> **Written request**: Your task is to extract every entry that follows word for word while excluding the pictures.

%%

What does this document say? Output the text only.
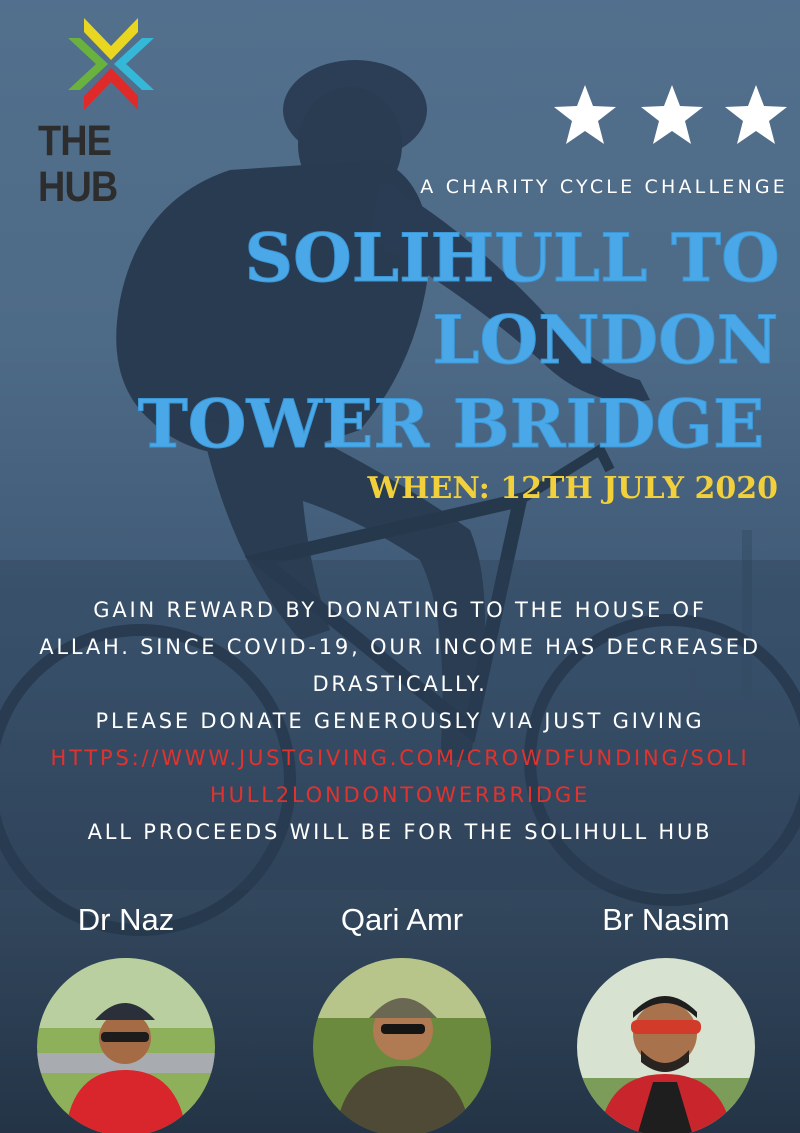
THE HUB	A CHARITY CYCLE CHALLENGE
SOLIHULL TO
LONDON
TOWER BRIDGE
WHEN: 12TH JULY 2020

GAIN REWARD BY DONATING TO THE HOUSE OF

ALLAH. SINCE COVID-19, OUR INCOME HAS DECREASED

DRASTICALLY.

PLEASE DONATE GENEROUSLY VIA JUST GIVING

HTTPS://WWW.JUSTGIVING.COM/CROWDFUNDING/SOLI

HULL2LONDONTOWERBRIDGE

ALL PROCEEDS WILL BE FOR THE SOLIHULL HUB

Dr Naz	Qari Amr	Br Nasim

%%

> **Exercise response**:
What does this document say? Output the text only.
THE HUB	A CHARITY CYCLE CHALLENGE
SOLIHULL TO
LONDON
TOWER BRIDGE
WHEN: 12TH JULY 2020

GAIN REWARD BY DONATING TO THE HOUSE OF

ALLAH. SINCE COVID-19, OUR INCOME HAS DECREASED

DRASTICALLY.

PLEASE DONATE GENEROUSLY VIA JUST GIVING

HTTPS://WWW.JUSTGIVING.COM/CROWDFUNDING/SOLI

HULL2LONDONTOWERBRIDGE

ALL PROCEEDS WILL BE FOR THE SOLIHULL HUB

Dr Naz	Qari Amr	Br Nasim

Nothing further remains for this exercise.